> [What you have to do]:
Output the entries verbatim, including every line.

> [Provided entries]:
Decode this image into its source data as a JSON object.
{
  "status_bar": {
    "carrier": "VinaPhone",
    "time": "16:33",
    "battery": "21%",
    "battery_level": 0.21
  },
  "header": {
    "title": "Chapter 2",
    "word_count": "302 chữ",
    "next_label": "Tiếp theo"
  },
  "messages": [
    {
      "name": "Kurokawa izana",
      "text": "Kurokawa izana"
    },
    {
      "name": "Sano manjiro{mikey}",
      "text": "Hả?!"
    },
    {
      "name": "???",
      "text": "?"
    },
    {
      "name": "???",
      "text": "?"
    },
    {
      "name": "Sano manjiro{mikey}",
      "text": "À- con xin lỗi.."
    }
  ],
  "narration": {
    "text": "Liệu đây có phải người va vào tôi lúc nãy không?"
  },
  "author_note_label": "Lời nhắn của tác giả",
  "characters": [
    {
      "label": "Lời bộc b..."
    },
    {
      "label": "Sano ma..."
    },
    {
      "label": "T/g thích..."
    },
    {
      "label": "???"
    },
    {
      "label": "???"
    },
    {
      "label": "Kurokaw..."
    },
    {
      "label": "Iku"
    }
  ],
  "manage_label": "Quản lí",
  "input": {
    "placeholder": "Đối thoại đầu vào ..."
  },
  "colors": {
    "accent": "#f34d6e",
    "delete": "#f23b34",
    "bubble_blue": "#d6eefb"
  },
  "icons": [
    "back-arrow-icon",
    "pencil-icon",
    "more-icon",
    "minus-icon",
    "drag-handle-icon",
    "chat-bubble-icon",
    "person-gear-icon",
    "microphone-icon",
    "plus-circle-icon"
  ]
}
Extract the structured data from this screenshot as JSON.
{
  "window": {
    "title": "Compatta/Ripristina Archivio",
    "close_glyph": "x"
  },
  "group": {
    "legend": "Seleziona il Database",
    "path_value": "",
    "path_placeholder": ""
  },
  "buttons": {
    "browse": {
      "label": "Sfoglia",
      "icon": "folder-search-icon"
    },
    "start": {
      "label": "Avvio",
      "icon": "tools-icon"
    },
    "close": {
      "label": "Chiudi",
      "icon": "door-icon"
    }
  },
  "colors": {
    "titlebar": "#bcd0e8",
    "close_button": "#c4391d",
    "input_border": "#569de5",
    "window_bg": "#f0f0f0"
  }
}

> [Written response]:
Decode this image into its source data as a JSON object.
{
  "status_bar": {
    "carrier": "VinaPhone",
    "time": "16:33",
    "battery": "21%",
    "battery_level": 0.21
  },
  "header": {
    "title": "Chapter 2",
    "word_count": "302 chữ",
    "next_label": "Tiếp theo"
  },
  "messages": [
    {
      "name": "Kurokawa izana",
      "text": "Kurokawa izana"
    },
    {
      "name": "Sano manjiro{mikey}",
      "text": "Hả?!"
    },
    {
      "name": "???",
      "text": "?"
    },
    {
      "name": "???",
      "text": "?"
    },
    {
      "name": "Sano manjiro{mikey}",
      "text": "À- con xin lỗi.."
    }
  ],
  "narration": {
    "text": "Liệu đây có phải người va vào tôi lúc nãy không?"
  },
  "author_note_label": "Lời nhắn của tác giả",
  "characters": [
    {
      "label": "Lời bộc b..."
    },
    {
      "label": "Sano ma..."
    },
    {
      "label": "T/g thích..."
    },
    {
      "label": "???"
    },
    {
      "label": "???"
    },
    {
      "label": "Kurokaw..."
    },
    {
      "label": "Iku"
    }
  ],
  "manage_label": "Quản lí",
  "input": {
    "placeholder": "Đối thoại đầu vào ..."
  },
  "colors": {
    "accent": "#f34d6e",
    "delete": "#f23b34",
    "bubble_blue": "#d6eefb"
  },
  "icons": [
    "back-arrow-icon",
    "pencil-icon",
    "more-icon",
    "minus-icon",
    "drag-handle-icon",
    "chat-bubble-icon",
    "person-gear-icon",
    "microphone-icon",
    "plus-circle-icon"
  ]
}
Extract the structured data from this screenshot as JSON.
{
  "window": {
    "title": "Compatta/Ripristina Archivio",
    "close_glyph": "x"
  },
  "group": {
    "legend": "Seleziona il Database",
    "path_value": "",
    "path_placeholder": ""
  },
  "buttons": {
    "browse": {
      "label": "Sfoglia",
      "icon": "folder-search-icon"
    },
    "start": {
      "label": "Avvio",
      "icon": "tools-icon"
    },
    "close": {
      "label": "Chiudi",
      "icon": "door-icon"
    }
  },
  "colors": {
    "titlebar": "#bcd0e8",
    "close_button": "#c4391d",
    "input_border": "#569de5",
    "window_bg": "#f0f0f0"
  }
}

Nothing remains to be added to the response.